**SHORT EXERCISE:** Pull out from the material below all lines with "text".

[Saved entries]
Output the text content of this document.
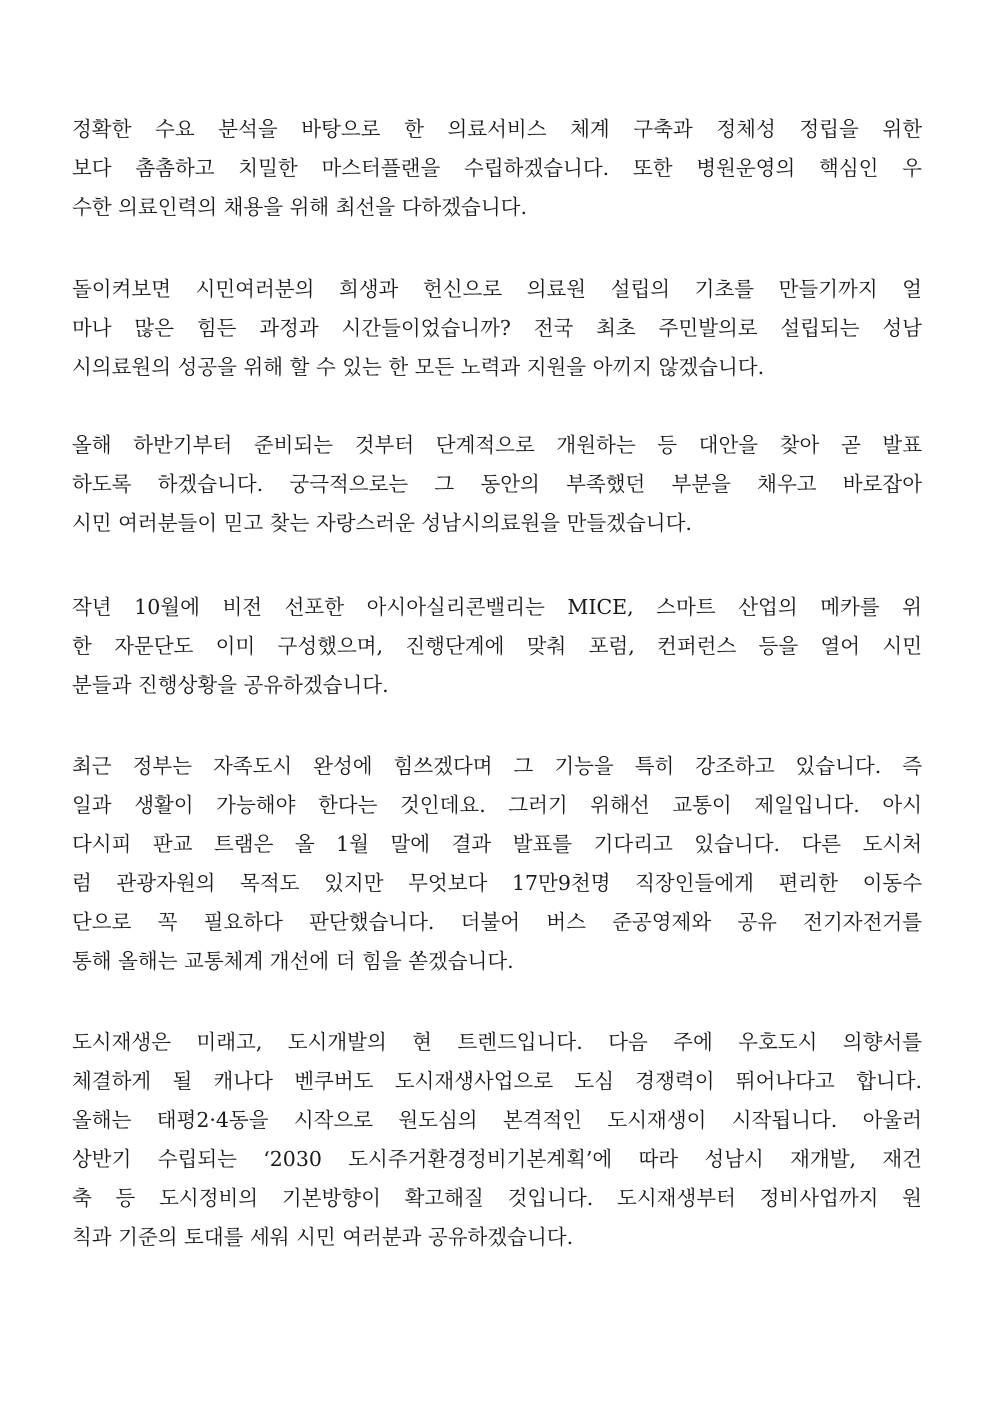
정확한 수요 분석을 바탕으로 한 의료서비스 체계 구축과 정체성 정립을 위한
보다 촘촘하고 치밀한 마스터플랜을 수립하겠습니다. 또한 병원운영의 핵심인 우
수한 의료인력의 채용을 위해 최선을 다하겠습니다.
돌이켜보면 시민여러분의 희생과 헌신으로 의료원 설립의 기초를 만들기까지 얼
마나 많은 힘든 과정과 시간들이었습니까? 전국 최초 주민발의로 설립되는 성남
시의료원의 성공을 위해 할 수 있는 한 모든 노력과 지원을 아끼지 않겠습니다.
올해 하반기부터 준비되는 것부터 단계적으로 개원하는 등 대안을 찾아 곧 발표
하도록 하겠습니다. 궁극적으로는 그 동안의 부족했던 부분을 채우고 바로잡아
시민 여러분들이 믿고 찾는 자랑스러운 성남시의료원을 만들겠습니다.
작년 10월에 비전 선포한 아시아실리콘밸리는 MICE, 스마트 산업의 메카를 위
한 자문단도 이미 구성했으며, 진행단계에 맞춰 포럼, 컨퍼런스 등을 열어 시민
분들과 진행상황을 공유하겠습니다.
최근 정부는 자족도시 완성에 힘쓰겠다며 그 기능을 특히 강조하고 있습니다. 즉
일과 생활이 가능해야 한다는 것인데요. 그러기 위해선 교통이 제일입니다. 아시
다시피 판교 트램은 올 1월 말에 결과 발표를 기다리고 있습니다. 다른 도시처
럼 관광자원의 목적도 있지만 무엇보다 17만9천명 직장인들에게 편리한 이동수
단으로 꼭 필요하다 판단했습니다. 더불어 버스 준공영제와 공유 전기자전거를
통해 올해는 교통체계 개선에 더 힘을 쏟겠습니다.
도시재생은 미래고, 도시개발의 현 트렌드입니다. 다음 주에 우호도시 의향서를
체결하게 될 캐나다 벤쿠버도 도시재생사업으로 도심 경쟁력이 뛰어나다고 합니다.
올해는 태평2·4동을 시작으로 원도심의 본격적인 도시재생이 시작됩니다. 아울러
상반기 수립되는 ‘2030 도시주거환경정비기본계획’에 따라 성남시 재개발, 재건
축 등 도시정비의 기본방향이 확고해질 것입니다. 도시재생부터 정비사업까지 원
칙과 기준의 토대를 세워 시민 여러분과 공유하겠습니다.
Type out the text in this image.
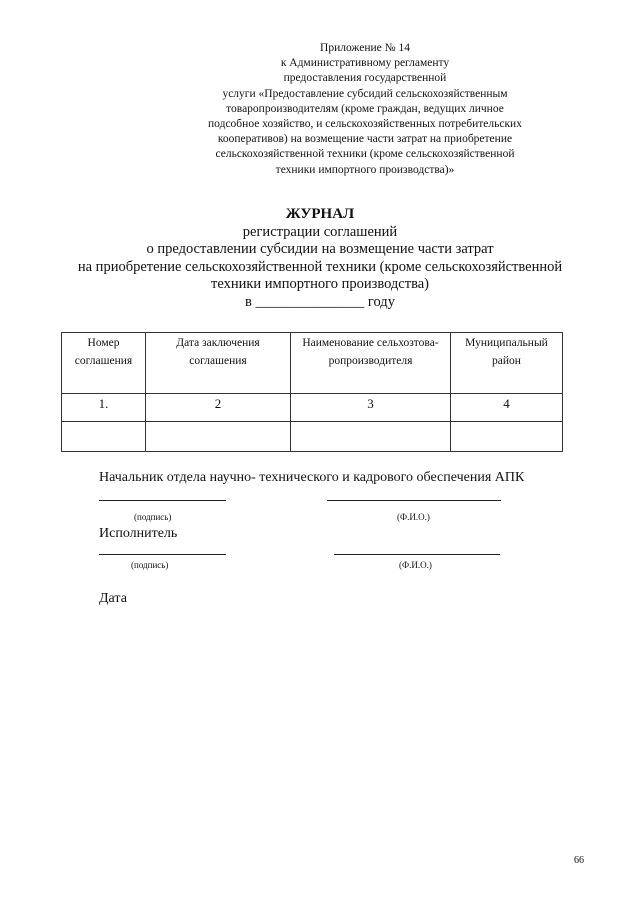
Приложение № 14
к Административному регламенту
предоставления государственной
услуги «Предоставление субсидий сельскохозяйственным
товаропроизводителям (кроме граждан, ведущих личное
подсобное хозяйство, и сельскохозяйственных потребительских
кооперативов) на возмещение части затрат на приобретение
сельскохозяйственной техники (кроме сельскохозяйственной
техники импортного производства)»
ЖУРНАЛ
регистрации соглашений
о предоставлении субсидии на возмещение части затрат
на приобретение сельскохозяйственной техники (кроме сельскохозяйственной
техники импортного производства)
в _______________ году
Номер соглашения	Дата заключения соглашения	Наименование сельхозтова-ропроизводителя	Муниципальный район
1.	2	3	4

Начальник отдела научно- технического и кадрового обеспечения АПК
(подпись)	(Ф.И.О.)
Исполнитель
(подпись)	(Ф.И.О.)
Дата
66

**OUTPUT FOR THIS TASK:**
Output the text content of this document.
Type out the text in this image.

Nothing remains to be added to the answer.